— begin TASK MATERIAL —

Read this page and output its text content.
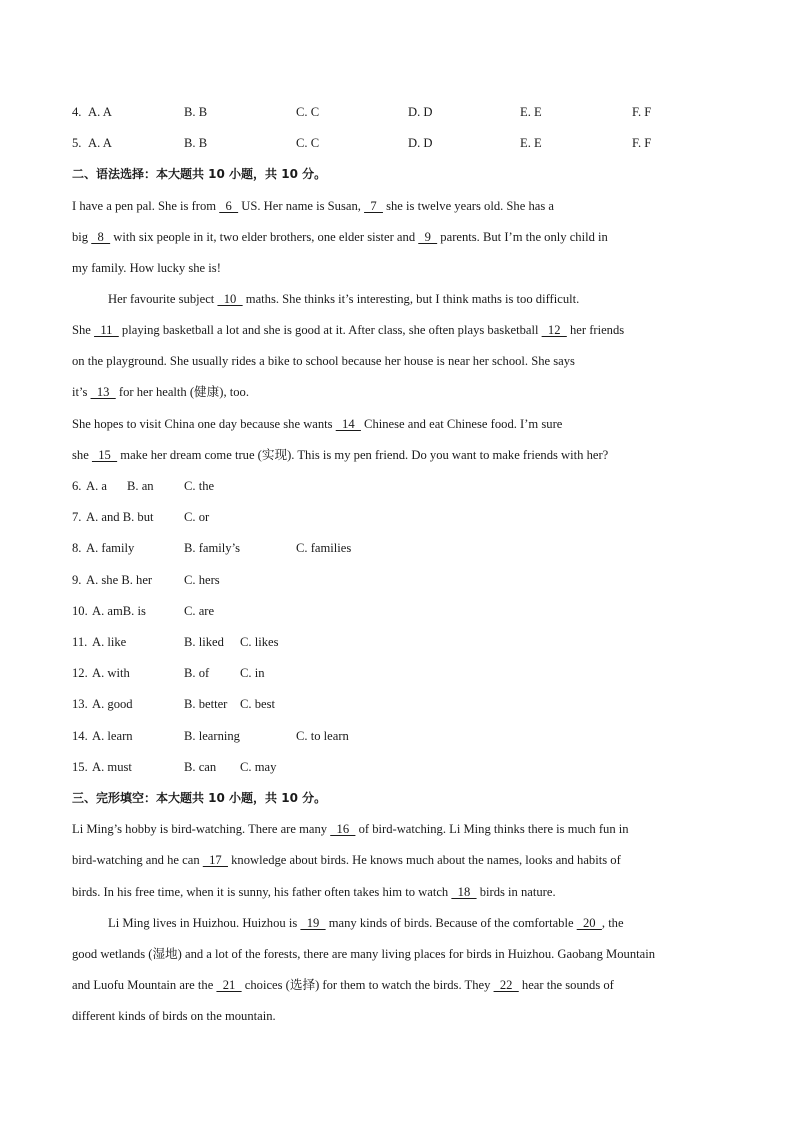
4. A. A	B. B	C. C	D. D	E. E	F. F
5. A. A	B. B	C. C	D. D	E. E	F. F
二、语法选择：本大题共 10 小题，共 10 分。
I have a pen pal. She is from   6   US. Her name is Susan,   7   she is twelve years old. She has a
big   8   with six people in it, two elder brothers, one elder sister and   9   parents. But I’m the only child in
my family. How lucky she is!
Her favourite subject   10   maths. She thinks it’s interesting, but I think maths is too difficult.
She   11   playing basketball a lot and she is good at it. After class, she often plays basketball   12   her friends
on the playground. She usually rides a bike to school because her house is near her school. She says
it’s   13   for her health (健康), too.
She hopes to visit China one day because she wants   14   Chinese and eat Chinese food. I’m sure
she   15   make her dream come true (实现). This is my pen friend. Do you want to make friends with her?
6. A. a B. an C. the
7. A. and B. but C. or
8. A. family	B. family’s	C. families
9. A. she B. her	C. hers
10. A. amB. is	C. are
11. A. like	B. liked C. likes
12. A. with	B. of C. in
13. A. good	B. better C. best
14. A. learn	B. learning	C. to learn
15. A. must	B. can C. may
三、完形填空：本大题共 10 小题，共 10 分。
Li Ming’s hobby is bird-watching. There are many   16   of bird-watching. Li Ming thinks there is much fun in
bird-watching and he can   17   knowledge about birds. He knows much about the names, looks and habits of
birds. In his free time, when it is sunny, his father often takes him to watch   18   birds in nature.
Li Ming lives in Huizhou. Huizhou is   19   many kinds of birds. Because of the comfortable   20  , the
good wetlands (湿地) and a lot of the forests, there are many living places for birds in Huizhou. Gaobang Mountain
and Luofu Mountain are the   21   choices (选择) for them to watch the birds. They   22   hear the sounds of
different kinds of birds on the mountain.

— end TASK MATERIAL —

--- PROBLEM TO WORK ON ---
Go through the data above and transcribe it in full, omitting any image.

--- EXERCISE RESPONSE ---
Read this page and output its text content.
4. A. A	B. B	C. C	D. D	E. E	F. F
5. A. A	B. B	C. C	D. D	E. E	F. F
二、语法选择：本大题共 10 小题，共 10 分。
I have a pen pal. She is from   6   US. Her name is Susan,   7   she is twelve years old. She has a
big   8   with six people in it, two elder brothers, one elder sister and   9   parents. But I’m the only child in
my family. How lucky she is!
Her favourite subject   10   maths. She thinks it’s interesting, but I think maths is too difficult.
She   11   playing basketball a lot and she is good at it. After class, she often plays basketball   12   her friends
on the playground. She usually rides a bike to school because her house is near her school. She says
it’s   13   for her health (健康), too.
She hopes to visit China one day because she wants   14   Chinese and eat Chinese food. I’m sure
she   15   make her dream come true (实现). This is my pen friend. Do you want to make friends with her?
6. A. a B. an C. the
7. A. and B. but C. or
8. A. family	B. family’s	C. families
9. A. she B. her	C. hers
10. A. amB. is	C. are
11. A. like	B. liked C. likes
12. A. with	B. of C. in
13. A. good	B. better C. best
14. A. learn	B. learning	C. to learn
15. A. must	B. can C. may
三、完形填空：本大题共 10 小题，共 10 分。
Li Ming’s hobby is bird-watching. There are many   16   of bird-watching. Li Ming thinks there is much fun in
bird-watching and he can   17   knowledge about birds. He knows much about the names, looks and habits of
birds. In his free time, when it is sunny, his father often takes him to watch   18   birds in nature.
Li Ming lives in Huizhou. Huizhou is   19   many kinds of birds. Because of the comfortable   20  , the
good wetlands (湿地) and a lot of the forests, there are many living places for birds in Huizhou. Gaobang Mountain
and Luofu Mountain are the   21   choices (选择) for them to watch the birds. They   22   hear the sounds of
different kinds of birds on the mountain.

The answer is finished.